**ROWS:**
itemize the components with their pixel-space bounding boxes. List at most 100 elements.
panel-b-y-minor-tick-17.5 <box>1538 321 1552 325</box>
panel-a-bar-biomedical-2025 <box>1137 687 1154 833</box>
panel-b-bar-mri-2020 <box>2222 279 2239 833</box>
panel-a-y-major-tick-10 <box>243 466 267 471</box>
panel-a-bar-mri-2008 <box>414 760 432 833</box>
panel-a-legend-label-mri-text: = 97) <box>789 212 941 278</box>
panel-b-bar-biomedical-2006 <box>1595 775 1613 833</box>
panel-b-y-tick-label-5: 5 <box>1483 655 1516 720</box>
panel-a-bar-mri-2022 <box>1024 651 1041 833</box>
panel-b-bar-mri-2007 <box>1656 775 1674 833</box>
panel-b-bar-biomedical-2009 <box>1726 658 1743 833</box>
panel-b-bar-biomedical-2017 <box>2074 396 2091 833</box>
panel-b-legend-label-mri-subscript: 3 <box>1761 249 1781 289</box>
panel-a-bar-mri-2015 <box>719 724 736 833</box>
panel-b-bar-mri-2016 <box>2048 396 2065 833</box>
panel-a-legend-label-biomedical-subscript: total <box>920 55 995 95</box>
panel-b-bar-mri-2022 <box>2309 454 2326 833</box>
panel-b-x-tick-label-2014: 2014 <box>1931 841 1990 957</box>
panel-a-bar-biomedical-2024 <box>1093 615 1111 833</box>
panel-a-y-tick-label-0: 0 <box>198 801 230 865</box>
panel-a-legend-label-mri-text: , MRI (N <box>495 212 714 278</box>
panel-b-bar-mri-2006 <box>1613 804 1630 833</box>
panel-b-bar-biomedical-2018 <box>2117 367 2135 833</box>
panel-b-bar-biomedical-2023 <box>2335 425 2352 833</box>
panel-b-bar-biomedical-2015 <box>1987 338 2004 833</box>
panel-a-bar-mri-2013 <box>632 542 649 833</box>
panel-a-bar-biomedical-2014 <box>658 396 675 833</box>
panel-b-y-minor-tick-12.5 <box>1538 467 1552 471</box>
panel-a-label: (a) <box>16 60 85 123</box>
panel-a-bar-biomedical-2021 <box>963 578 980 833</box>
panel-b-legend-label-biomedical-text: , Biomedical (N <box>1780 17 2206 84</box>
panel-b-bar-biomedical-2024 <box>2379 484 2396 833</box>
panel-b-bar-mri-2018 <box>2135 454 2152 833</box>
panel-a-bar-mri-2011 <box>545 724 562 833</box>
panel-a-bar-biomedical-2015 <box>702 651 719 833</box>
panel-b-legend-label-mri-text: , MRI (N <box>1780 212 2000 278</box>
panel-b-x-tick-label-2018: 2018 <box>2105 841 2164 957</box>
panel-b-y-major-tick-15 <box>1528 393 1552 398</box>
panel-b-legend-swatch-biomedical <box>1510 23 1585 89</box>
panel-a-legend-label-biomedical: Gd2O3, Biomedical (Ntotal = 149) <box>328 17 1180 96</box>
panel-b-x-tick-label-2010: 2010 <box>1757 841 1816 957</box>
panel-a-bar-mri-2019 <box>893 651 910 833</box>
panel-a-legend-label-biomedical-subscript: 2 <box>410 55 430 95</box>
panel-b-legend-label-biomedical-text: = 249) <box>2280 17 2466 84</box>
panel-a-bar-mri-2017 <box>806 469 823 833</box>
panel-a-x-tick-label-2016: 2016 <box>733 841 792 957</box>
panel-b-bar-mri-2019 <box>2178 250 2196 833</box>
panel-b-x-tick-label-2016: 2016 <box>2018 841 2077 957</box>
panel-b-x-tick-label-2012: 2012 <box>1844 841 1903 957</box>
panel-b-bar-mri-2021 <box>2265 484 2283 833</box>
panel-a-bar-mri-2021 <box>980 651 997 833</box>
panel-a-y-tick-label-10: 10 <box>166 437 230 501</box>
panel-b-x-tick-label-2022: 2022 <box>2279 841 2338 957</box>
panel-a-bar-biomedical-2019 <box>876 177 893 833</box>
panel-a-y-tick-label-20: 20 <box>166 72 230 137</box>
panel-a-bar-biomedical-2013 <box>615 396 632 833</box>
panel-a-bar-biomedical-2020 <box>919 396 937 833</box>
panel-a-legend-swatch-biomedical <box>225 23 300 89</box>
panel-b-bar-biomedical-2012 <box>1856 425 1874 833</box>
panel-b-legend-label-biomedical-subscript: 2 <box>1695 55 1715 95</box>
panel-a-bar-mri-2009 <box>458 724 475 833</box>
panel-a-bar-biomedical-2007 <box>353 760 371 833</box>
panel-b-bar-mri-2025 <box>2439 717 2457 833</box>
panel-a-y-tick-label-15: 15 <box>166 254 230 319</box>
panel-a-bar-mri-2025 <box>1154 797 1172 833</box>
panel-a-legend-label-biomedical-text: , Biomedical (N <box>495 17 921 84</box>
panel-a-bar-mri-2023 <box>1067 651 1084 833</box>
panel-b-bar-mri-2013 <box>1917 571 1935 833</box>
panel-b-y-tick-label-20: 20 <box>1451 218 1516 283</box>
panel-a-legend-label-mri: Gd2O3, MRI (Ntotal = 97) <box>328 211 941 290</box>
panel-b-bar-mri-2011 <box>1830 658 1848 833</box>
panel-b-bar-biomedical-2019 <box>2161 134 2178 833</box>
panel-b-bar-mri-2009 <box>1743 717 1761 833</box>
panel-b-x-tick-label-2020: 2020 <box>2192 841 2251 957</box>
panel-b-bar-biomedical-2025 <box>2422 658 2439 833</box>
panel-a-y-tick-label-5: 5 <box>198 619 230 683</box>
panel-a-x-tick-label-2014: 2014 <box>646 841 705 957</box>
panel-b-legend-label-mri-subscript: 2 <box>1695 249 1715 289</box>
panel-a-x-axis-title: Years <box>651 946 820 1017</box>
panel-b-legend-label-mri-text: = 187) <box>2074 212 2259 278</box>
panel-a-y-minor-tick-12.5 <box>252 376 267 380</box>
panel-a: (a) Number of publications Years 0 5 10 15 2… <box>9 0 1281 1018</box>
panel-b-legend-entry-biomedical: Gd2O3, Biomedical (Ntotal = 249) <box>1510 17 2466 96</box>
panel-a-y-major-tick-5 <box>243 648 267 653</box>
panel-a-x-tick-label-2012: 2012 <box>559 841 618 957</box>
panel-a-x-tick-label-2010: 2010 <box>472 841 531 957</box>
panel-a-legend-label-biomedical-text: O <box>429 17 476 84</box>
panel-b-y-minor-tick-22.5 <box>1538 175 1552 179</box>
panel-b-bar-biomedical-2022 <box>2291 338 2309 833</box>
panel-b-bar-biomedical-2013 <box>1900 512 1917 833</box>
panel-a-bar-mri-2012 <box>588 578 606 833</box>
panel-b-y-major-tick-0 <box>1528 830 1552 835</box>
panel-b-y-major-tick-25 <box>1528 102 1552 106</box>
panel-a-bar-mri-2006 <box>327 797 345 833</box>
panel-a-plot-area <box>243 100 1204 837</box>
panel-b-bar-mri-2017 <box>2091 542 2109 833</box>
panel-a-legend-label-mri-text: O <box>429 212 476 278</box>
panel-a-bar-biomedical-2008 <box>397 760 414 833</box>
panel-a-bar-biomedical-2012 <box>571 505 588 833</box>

**EXERCISE AIM:** Turn all of the data above into a numbered list, leaving out any blank lines.

**SOLUTION TO THE EXERCISE:**
1. itemize the components with their pixel-space bounding boxes. List at most 100 elements.
2. panel-b-y-minor-tick-17.5 <box>1538 321 1552 325</box>
3. panel-a-bar-biomedical-2025 <box>1137 687 1154 833</box>
4. panel-b-bar-mri-2020 <box>2222 279 2239 833</box>
5. panel-a-y-major-tick-10 <box>243 466 267 471</box>
6. panel-a-bar-mri-2008 <box>414 760 432 833</box>
7. panel-a-legend-label-mri-text: = 97) <box>789 212 941 278</box>
8. panel-b-bar-biomedical-2006 <box>1595 775 1613 833</box>
9. panel-b-y-tick-label-5: 5 <box>1483 655 1516 720</box>
10. panel-a-bar-mri-2022 <box>1024 651 1041 833</box>
11. panel-b-bar-mri-2007 <box>1656 775 1674 833</box>
12. panel-b-bar-biomedical-2009 <box>1726 658 1743 833</box>
13. panel-b-bar-biomedical-2017 <box>2074 396 2091 833</box>
14. panel-b-legend-label-mri-subscript: 3 <box>1761 249 1781 289</box>
15. panel-a-bar-mri-2015 <box>719 724 736 833</box>
16. panel-b-bar-mri-2016 <box>2048 396 2065 833</box>
17. panel-a-legend-label-biomedical-subscript: total <box>920 55 995 95</box>
18. panel-b-bar-mri-2022 <box>2309 454 2326 833</box>
19. panel-b-x-tick-label-2014: 2014 <box>1931 841 1990 957</box>
20. panel-a-bar-biomedical-2024 <box>1093 615 1111 833</box>
21. panel-a-y-tick-label-0: 0 <box>198 801 230 865</box>
22. panel-a-legend-label-mri-text: , MRI (N <box>495 212 714 278</box>
23. panel-b-bar-mri-2006 <box>1613 804 1630 833</box>
24. panel-b-bar-biomedical-2018 <box>2117 367 2135 833</box>
25. panel-b-bar-biomedical-2023 <box>2335 425 2352 833</box>
26. panel-b-bar-biomedical-2015 <box>1987 338 2004 833</box>
27. panel-a-bar-mri-2013 <box>632 542 649 833</box>
28. panel-a-bar-biomedical-2014 <box>658 396 675 833</box>
29. panel-b-y-minor-tick-12.5 <box>1538 467 1552 471</box>
30. panel-a-label: (a) <box>16 60 85 123</box>
31. panel-a-bar-biomedical-2021 <box>963 578 980 833</box>
32. panel-b-legend-label-biomedical-text: , Biomedical (N <box>1780 17 2206 84</box>
33. panel-b-bar-biomedical-2024 <box>2379 484 2396 833</box>
34. panel-b-bar-mri-2018 <box>2135 454 2152 833</box>
35. panel-a-bar-mri-2011 <box>545 724 562 833</box>
36. panel-a-bar-biomedical-2015 <box>702 651 719 833</box>
37. panel-b-legend-label-mri-text: , MRI (N <box>1780 212 2000 278</box>
38. panel-b-x-tick-label-2018: 2018 <box>2105 841 2164 957</box>
39. panel-b-y-major-tick-15 <box>1528 393 1552 398</box>
40. panel-b-legend-swatch-biomedical <box>1510 23 1585 89</box>
41. panel-a-legend-label-biomedical: Gd2O3, Biomedical (Ntotal = 149) <box>328 17 1180 96</box>
42. panel-b-x-tick-label-2010: 2010 <box>1757 841 1816 957</box>
43. panel-a-bar-mri-2019 <box>893 651 910 833</box>
44. panel-a-legend-label-biomedical-subscript: 2 <box>410 55 430 95</box>
45. panel-b-legend-label-biomedical-text: = 249) <box>2280 17 2466 84</box>
46. panel-a-bar-mri-2017 <box>806 469 823 833</box>
47. panel-a-x-tick-label-2016: 2016 <box>733 841 792 957</box>
48. panel-b-bar-mri-2019 <box>2178 250 2196 833</box>
49. panel-b-x-tick-label-2016: 2016 <box>2018 841 2077 957</box>
50. panel-b-x-tick-label-2012: 2012 <box>1844 841 1903 957</box>
51. panel-b-bar-mri-2021 <box>2265 484 2283 833</box>
52. panel-a-bar-mri-2021 <box>980 651 997 833</box>
53. panel-a-y-tick-label-10: 10 <box>166 437 230 501</box>
54. panel-b-x-tick-label-2022: 2022 <box>2279 841 2338 957</box>
55. panel-a-bar-biomedical-2019 <box>876 177 893 833</box>
56. panel-a-y-tick-label-20: 20 <box>166 72 230 137</box>
57. panel-a-bar-biomedical-2013 <box>615 396 632 833</box>
58. panel-a-bar-biomedical-2020 <box>919 396 937 833</box>
59. panel-a-legend-swatch-biomedical <box>225 23 300 89</box>
60. panel-b-bar-biomedical-2012 <box>1856 425 1874 833</box>
61. panel-b-legend-label-biomedical-subscript: 2 <box>1695 55 1715 95</box>
62. panel-a-bar-mri-2009 <box>458 724 475 833</box>
63. panel-a-bar-biomedical-2007 <box>353 760 371 833</box>
64. panel-b-bar-mri-2025 <box>2439 717 2457 833</box>
65. panel-a-y-tick-label-15: 15 <box>166 254 230 319</box>
66. panel-a-bar-mri-2025 <box>1154 797 1172 833</box>
67. panel-a-legend-label-biomedical-text: , Biomedical (N <box>495 17 921 84</box>
68. panel-a-bar-mri-2023 <box>1067 651 1084 833</box>
69. panel-b-bar-mri-2013 <box>1917 571 1935 833</box>
70. panel-b-y-tick-label-20: 20 <box>1451 218 1516 283</box>
71. panel-a-legend-label-mri: Gd2O3, MRI (Ntotal = 97) <box>328 211 941 290</box>
72. panel-b-bar-mri-2011 <box>1830 658 1848 833</box>
73. panel-b-bar-biomedical-2019 <box>2161 134 2178 833</box>
74. panel-b-bar-mri-2009 <box>1743 717 1761 833</box>
75. panel-b-x-tick-label-2020: 2020 <box>2192 841 2251 957</box>
76. panel-b-bar-biomedical-2025 <box>2422 658 2439 833</box>
77. panel-a-y-tick-label-5: 5 <box>198 619 230 683</box>
78. panel-a-x-tick-label-2014: 2014 <box>646 841 705 957</box>
79. panel-b-legend-label-mri-subscript: 2 <box>1695 249 1715 289</box>
80. panel-a-x-axis-title: Years <box>651 946 820 1017</box>
81. panel-b-legend-label-mri-text: = 187) <box>2074 212 2259 278</box>
82. panel-a-y-minor-tick-12.5 <box>252 376 267 380</box>
83. panel-a: (a) Number of publications Years 0 5 10 15 2… <box>9 0 1281 1018</box>
84. panel-b-legend-entry-biomedical: Gd2O3, Biomedical (Ntotal = 249) <box>1510 17 2466 96</box>
85. panel-a-y-major-tick-5 <box>243 648 267 653</box>
86. panel-a-x-tick-label-2012: 2012 <box>559 841 618 957</box>
87. panel-a-x-tick-label-2010: 2010 <box>472 841 531 957</box>
88. panel-a-legend-label-biomedical-text: O <box>429 17 476 84</box>
89. panel-b-y-minor-tick-22.5 <box>1538 175 1552 179</box>
90. panel-b-bar-biomedical-2022 <box>2291 338 2309 833</box>
91. panel-b-bar-biomedical-2013 <box>1900 512 1917 833</box>
92. panel-a-bar-mri-2012 <box>588 578 606 833</box>
93. panel-b-y-major-tick-0 <box>1528 830 1552 835</box>
94. panel-b-y-major-tick-25 <box>1528 102 1552 106</box>
95. panel-a-bar-mri-2006 <box>327 797 345 833</box>
96. panel-a-plot-area <box>243 100 1204 837</box>
97. panel-b-bar-mri-2017 <box>2091 542 2109 833</box>
98. panel-a-legend-label-mri-text: O <box>429 212 476 278</box>
99. panel-a-bar-biomedical-2008 <box>397 760 414 833</box>
100. panel-a-bar-biomedical-2012 <box>571 505 588 833</box>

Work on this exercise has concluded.